#### MATERIAL SUPPLIED:
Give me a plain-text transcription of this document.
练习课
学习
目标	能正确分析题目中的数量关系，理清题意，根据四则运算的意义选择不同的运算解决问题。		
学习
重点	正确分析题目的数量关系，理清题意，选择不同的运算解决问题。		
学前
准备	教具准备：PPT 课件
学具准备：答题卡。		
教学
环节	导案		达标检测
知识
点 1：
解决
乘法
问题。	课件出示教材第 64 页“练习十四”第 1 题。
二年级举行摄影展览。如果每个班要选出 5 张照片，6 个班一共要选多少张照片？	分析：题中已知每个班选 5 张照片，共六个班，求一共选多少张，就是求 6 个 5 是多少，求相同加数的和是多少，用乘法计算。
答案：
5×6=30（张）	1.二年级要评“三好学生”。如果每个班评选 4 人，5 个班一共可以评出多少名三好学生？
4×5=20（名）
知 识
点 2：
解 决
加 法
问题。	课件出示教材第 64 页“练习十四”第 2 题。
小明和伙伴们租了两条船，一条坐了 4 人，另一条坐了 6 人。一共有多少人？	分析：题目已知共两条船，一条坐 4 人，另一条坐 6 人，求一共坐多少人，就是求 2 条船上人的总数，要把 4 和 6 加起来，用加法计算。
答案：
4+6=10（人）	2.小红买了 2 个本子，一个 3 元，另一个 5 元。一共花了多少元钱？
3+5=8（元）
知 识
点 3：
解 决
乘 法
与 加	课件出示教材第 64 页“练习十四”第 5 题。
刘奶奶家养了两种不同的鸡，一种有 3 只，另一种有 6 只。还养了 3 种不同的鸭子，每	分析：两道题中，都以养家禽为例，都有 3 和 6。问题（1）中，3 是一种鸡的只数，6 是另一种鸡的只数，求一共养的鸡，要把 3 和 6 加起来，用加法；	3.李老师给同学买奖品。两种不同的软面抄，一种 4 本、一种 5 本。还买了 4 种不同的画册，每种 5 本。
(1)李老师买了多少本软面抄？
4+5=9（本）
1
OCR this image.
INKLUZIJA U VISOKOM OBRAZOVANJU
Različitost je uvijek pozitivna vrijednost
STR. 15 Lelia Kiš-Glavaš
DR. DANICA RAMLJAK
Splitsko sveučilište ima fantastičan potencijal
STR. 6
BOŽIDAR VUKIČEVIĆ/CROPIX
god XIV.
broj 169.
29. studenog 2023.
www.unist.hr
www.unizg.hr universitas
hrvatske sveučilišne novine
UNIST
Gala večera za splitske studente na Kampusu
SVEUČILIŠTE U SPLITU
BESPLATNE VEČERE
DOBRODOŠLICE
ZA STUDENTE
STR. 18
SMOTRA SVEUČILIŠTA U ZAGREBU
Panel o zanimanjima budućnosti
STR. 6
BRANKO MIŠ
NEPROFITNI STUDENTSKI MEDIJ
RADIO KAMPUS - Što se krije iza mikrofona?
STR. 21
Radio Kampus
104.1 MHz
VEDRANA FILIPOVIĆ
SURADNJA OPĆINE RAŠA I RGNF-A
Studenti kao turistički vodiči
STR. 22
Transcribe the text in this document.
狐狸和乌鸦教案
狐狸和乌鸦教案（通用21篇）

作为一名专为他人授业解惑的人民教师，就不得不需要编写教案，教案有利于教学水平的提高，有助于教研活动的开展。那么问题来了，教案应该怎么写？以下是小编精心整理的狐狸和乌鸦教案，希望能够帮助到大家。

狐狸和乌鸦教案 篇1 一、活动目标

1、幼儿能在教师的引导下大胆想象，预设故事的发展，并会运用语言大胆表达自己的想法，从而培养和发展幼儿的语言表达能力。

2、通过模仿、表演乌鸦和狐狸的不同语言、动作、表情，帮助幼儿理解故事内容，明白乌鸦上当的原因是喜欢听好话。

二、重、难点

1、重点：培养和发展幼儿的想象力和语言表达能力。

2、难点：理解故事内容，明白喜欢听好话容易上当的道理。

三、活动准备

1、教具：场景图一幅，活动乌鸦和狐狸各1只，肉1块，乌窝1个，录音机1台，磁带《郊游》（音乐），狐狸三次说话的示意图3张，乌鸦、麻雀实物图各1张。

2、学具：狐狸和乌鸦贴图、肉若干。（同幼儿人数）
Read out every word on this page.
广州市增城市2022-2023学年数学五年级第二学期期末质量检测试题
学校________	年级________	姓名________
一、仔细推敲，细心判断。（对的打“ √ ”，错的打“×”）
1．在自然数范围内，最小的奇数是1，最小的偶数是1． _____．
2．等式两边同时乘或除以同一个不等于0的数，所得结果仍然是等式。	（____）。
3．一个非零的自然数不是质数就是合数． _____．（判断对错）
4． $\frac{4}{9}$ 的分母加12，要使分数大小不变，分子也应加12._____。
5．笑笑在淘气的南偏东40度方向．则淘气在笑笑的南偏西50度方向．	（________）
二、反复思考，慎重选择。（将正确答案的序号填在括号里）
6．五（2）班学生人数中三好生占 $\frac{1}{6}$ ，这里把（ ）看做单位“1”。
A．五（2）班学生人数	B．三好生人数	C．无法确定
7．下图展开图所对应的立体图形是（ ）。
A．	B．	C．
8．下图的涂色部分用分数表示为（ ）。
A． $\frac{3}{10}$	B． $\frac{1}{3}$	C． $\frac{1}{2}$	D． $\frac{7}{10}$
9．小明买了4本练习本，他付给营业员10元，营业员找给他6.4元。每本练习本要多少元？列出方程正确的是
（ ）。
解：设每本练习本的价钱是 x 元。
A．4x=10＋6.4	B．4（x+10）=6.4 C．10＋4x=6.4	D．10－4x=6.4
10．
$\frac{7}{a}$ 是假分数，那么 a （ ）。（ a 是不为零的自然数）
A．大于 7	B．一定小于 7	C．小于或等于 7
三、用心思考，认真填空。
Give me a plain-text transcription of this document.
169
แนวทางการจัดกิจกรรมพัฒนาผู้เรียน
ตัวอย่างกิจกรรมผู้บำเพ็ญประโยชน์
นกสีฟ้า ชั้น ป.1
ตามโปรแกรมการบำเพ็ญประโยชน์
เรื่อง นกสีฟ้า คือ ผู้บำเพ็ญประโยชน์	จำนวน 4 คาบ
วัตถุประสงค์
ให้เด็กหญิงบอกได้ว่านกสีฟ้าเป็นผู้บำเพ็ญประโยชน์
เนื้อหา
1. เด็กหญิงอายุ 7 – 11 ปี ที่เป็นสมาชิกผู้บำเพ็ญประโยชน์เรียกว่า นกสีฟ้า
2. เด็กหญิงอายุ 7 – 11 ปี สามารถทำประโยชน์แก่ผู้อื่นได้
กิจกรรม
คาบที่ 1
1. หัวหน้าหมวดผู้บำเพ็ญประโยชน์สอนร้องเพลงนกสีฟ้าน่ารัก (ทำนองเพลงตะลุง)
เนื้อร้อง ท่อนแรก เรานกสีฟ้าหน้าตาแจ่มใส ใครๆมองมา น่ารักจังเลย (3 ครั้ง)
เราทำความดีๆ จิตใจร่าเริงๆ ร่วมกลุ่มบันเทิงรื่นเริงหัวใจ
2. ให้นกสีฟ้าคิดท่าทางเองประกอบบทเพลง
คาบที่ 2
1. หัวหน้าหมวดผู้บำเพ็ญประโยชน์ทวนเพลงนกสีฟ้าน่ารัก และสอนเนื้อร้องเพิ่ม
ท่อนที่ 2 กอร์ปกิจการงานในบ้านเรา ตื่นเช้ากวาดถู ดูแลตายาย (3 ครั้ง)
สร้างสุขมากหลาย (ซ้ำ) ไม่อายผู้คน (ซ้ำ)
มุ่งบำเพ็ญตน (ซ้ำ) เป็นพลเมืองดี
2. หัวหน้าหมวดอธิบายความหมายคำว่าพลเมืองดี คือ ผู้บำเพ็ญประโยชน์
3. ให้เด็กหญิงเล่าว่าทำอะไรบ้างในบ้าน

#### EXERCISE:
Filter the records above and return every line that holds the word "练习十四".

#### FULL RESPONSE:
问题。	课件出示教材第 64 页“练习十四”第 1 题。
问题。	课件出示教材第 64 页“练习十四”第 2 题。
与 加	课件出示教材第 64 页“练习十四”第 5 题。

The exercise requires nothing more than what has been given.